▶ EXTRACTED DATA:
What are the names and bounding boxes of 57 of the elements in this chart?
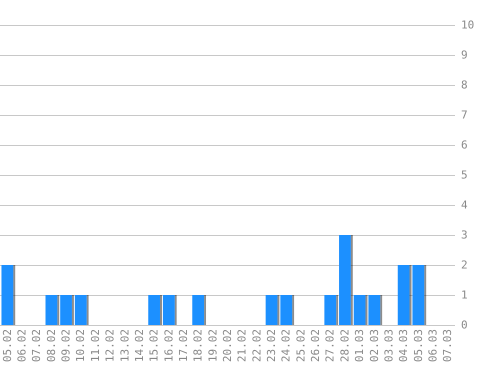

...

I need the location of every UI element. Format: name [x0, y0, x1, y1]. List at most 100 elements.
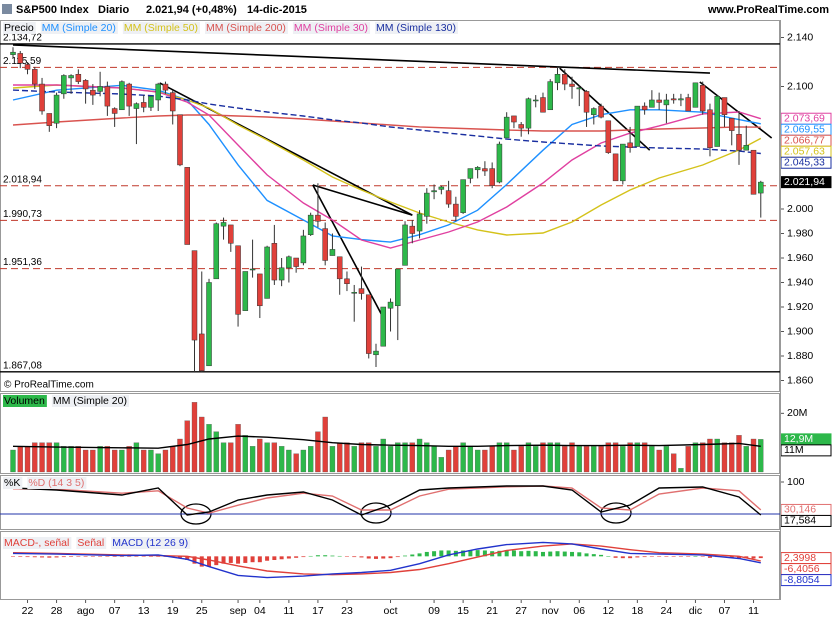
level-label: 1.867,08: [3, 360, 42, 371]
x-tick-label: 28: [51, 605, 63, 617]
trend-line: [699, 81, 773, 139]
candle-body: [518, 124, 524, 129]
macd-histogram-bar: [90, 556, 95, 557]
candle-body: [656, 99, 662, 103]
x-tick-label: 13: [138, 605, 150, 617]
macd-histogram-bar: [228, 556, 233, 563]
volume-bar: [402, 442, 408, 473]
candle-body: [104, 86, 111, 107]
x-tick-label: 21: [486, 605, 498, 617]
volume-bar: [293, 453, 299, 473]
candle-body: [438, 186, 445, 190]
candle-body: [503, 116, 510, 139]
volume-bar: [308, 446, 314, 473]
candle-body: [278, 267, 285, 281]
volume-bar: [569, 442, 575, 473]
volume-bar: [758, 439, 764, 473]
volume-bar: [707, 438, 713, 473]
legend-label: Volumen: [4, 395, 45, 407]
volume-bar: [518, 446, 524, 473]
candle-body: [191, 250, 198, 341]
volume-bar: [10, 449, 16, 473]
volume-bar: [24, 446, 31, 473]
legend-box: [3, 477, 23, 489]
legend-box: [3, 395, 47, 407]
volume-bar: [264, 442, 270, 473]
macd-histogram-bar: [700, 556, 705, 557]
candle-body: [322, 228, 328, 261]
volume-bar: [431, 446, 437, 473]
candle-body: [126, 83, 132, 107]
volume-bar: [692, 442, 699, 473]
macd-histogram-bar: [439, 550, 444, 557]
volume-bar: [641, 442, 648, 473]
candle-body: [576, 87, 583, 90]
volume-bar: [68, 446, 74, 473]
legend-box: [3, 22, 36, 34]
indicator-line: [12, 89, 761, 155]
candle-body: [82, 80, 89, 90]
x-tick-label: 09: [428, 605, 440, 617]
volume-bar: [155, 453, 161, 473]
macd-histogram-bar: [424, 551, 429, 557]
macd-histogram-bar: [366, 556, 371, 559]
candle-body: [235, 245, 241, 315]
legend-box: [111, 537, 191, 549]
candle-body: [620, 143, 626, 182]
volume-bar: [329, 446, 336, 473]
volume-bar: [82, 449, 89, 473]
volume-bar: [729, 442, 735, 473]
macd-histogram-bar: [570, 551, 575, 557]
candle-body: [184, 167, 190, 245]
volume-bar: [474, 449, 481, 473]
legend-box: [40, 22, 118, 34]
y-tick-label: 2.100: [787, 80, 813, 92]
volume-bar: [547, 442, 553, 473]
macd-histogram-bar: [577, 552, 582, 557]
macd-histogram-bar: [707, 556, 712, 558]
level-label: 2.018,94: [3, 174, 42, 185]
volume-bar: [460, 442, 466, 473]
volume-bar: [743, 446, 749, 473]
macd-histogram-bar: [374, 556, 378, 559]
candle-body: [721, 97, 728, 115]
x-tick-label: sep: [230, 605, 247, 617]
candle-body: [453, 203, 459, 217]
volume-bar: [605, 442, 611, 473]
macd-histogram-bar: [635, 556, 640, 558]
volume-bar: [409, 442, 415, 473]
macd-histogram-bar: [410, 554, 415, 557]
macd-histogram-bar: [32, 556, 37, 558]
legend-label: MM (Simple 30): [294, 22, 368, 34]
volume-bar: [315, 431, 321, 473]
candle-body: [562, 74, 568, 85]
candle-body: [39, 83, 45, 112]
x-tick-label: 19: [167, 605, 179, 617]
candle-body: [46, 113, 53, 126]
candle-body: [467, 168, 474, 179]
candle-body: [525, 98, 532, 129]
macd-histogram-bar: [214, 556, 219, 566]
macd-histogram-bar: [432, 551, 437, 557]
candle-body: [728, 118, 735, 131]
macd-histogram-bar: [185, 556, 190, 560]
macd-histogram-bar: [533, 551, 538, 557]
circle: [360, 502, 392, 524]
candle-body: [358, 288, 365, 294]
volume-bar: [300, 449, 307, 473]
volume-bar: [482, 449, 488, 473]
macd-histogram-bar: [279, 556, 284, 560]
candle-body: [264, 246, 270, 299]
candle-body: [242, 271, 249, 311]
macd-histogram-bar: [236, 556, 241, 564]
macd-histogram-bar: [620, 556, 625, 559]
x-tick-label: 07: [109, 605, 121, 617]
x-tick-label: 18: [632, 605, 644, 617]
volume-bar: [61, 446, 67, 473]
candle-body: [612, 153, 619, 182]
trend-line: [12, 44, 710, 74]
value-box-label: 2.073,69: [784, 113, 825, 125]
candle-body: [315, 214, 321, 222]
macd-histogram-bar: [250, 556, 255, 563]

▶ SHORT PROBLEM:
Gather every line of the data above that contains the string "tick", matching case exactly.

▶ RESULT OF THE TASK:
x-tick-label: 28: [51, 605, 63, 617]
x-tick-label: 13: [138, 605, 150, 617]
x-tick-label: 21: [486, 605, 498, 617]
x-tick-label: 09: [428, 605, 440, 617]
y-tick-label: 2.100: [787, 80, 813, 92]
x-tick-label: sep: [230, 605, 247, 617]
x-tick-label: 19: [167, 605, 179, 617]
x-tick-label: 07: [109, 605, 121, 617]
x-tick-label: 18: [632, 605, 644, 617]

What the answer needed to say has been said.